Goal of the exercise
Copy out every line in the entries below that includes "archive".
# Start of Supplied material
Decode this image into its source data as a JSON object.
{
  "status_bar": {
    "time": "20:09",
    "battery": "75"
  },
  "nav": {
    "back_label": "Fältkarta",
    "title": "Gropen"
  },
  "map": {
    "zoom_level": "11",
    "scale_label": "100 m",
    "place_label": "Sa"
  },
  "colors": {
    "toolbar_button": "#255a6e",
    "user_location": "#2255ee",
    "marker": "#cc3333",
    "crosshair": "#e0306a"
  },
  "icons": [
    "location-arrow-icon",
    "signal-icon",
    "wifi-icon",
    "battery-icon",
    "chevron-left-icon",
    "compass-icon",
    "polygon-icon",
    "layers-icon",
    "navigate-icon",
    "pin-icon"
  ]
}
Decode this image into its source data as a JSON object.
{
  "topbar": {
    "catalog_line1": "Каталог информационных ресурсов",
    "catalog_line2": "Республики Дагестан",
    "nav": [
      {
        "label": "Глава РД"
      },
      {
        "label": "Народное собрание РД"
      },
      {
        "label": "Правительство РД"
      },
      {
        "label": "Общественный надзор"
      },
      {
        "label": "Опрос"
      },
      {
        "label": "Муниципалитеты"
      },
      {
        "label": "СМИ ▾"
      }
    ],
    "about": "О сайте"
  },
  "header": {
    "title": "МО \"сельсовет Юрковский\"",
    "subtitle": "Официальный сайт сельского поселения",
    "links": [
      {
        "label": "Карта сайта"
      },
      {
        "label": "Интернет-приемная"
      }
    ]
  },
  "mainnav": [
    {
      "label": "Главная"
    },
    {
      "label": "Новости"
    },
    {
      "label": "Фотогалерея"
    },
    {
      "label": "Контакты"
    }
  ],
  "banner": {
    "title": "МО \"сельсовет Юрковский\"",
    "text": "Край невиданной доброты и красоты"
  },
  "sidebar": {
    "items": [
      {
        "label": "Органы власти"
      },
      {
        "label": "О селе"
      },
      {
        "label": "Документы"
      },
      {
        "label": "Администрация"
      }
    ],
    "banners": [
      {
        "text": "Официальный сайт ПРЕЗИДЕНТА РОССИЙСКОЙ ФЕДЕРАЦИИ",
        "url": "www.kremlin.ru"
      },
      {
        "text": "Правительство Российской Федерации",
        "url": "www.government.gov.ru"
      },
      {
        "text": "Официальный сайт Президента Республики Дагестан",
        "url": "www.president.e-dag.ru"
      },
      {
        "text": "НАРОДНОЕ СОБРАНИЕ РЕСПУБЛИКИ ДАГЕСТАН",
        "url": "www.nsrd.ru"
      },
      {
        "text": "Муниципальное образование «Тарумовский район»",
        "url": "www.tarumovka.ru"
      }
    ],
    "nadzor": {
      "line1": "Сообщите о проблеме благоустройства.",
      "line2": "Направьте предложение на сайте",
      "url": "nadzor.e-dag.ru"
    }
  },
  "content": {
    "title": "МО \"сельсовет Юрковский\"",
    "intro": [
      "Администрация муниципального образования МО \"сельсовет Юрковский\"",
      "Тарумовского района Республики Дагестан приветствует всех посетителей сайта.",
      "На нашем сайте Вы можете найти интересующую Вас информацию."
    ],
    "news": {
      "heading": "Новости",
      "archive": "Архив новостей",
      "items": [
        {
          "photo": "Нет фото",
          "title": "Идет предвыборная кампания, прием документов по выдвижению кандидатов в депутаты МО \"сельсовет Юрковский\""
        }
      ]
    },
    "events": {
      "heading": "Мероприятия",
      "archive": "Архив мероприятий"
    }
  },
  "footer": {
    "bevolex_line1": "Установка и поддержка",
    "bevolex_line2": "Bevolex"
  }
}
# End of Supplied material
Solution to the exercise
      "archive": "Архив новостей",
      "archive": "Архив мероприятий"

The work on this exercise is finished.